PROMPT |
Transcribe the whole listing without a single picture.

[Recorded data]
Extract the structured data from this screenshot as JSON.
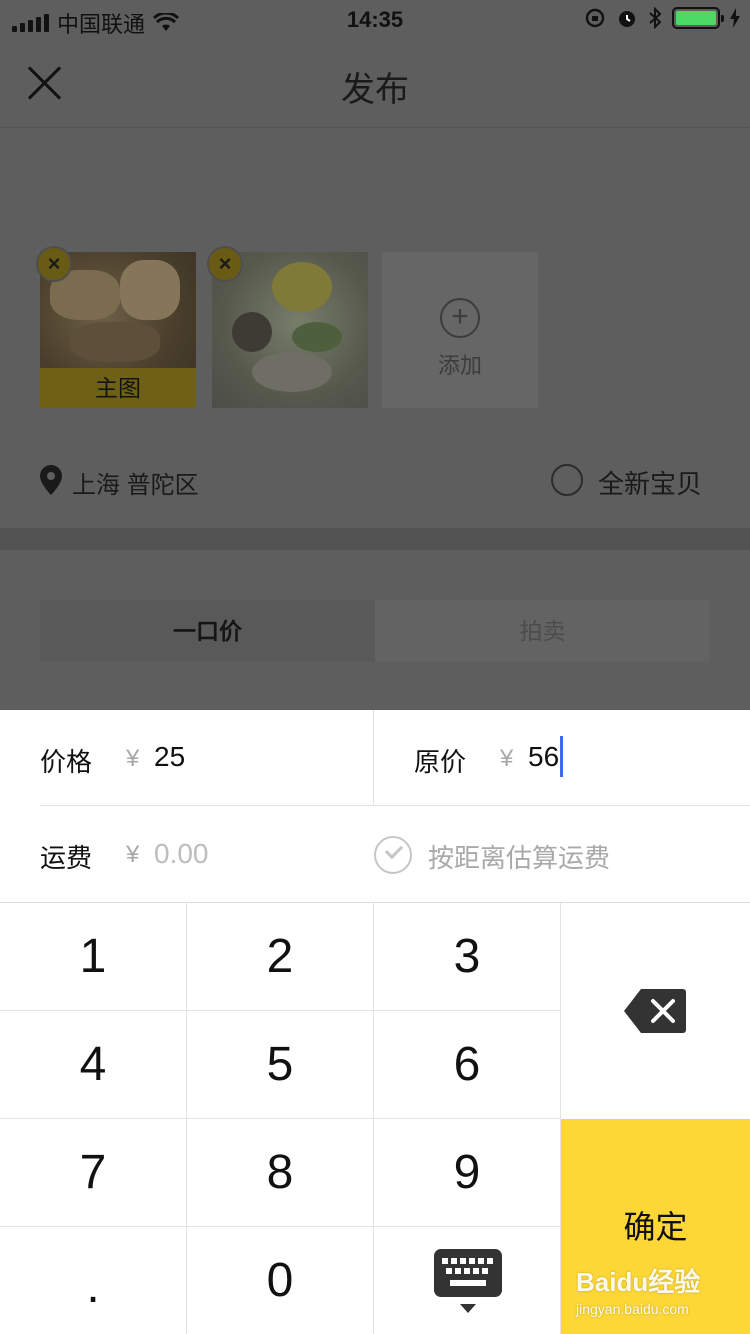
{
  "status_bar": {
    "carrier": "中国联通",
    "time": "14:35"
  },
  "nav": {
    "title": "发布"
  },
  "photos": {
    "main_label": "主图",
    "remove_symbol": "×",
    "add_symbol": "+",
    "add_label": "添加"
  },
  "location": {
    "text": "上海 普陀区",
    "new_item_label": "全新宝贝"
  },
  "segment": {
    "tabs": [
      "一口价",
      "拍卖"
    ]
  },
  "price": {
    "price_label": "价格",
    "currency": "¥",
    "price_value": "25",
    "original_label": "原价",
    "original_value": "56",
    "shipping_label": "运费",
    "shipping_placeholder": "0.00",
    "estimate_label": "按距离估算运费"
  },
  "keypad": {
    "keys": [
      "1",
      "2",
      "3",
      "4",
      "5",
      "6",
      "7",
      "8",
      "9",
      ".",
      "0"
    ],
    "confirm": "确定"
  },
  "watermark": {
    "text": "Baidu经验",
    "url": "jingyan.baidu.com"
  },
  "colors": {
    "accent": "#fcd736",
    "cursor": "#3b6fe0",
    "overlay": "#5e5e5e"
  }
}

ANSWER FOR THE TASK |
Extract the structured data from this screenshot as JSON.
{
  "status_bar": {
    "carrier": "中国联通",
    "time": "14:35"
  },
  "nav": {
    "title": "发布"
  },
  "photos": {
    "main_label": "主图",
    "remove_symbol": "×",
    "add_symbol": "+",
    "add_label": "添加"
  },
  "location": {
    "text": "上海 普陀区",
    "new_item_label": "全新宝贝"
  },
  "segment": {
    "tabs": [
      "一口价",
      "拍卖"
    ]
  },
  "price": {
    "price_label": "价格",
    "currency": "¥",
    "price_value": "25",
    "original_label": "原价",
    "original_value": "56",
    "shipping_label": "运费",
    "shipping_placeholder": "0.00",
    "estimate_label": "按距离估算运费"
  },
  "keypad": {
    "keys": [
      "1",
      "2",
      "3",
      "4",
      "5",
      "6",
      "7",
      "8",
      "9",
      ".",
      "0"
    ],
    "confirm": "确定"
  },
  "watermark": {
    "text": "Baidu经验",
    "url": "jingyan.baidu.com"
  },
  "colors": {
    "accent": "#fcd736",
    "cursor": "#3b6fe0",
    "overlay": "#5e5e5e"
  }
}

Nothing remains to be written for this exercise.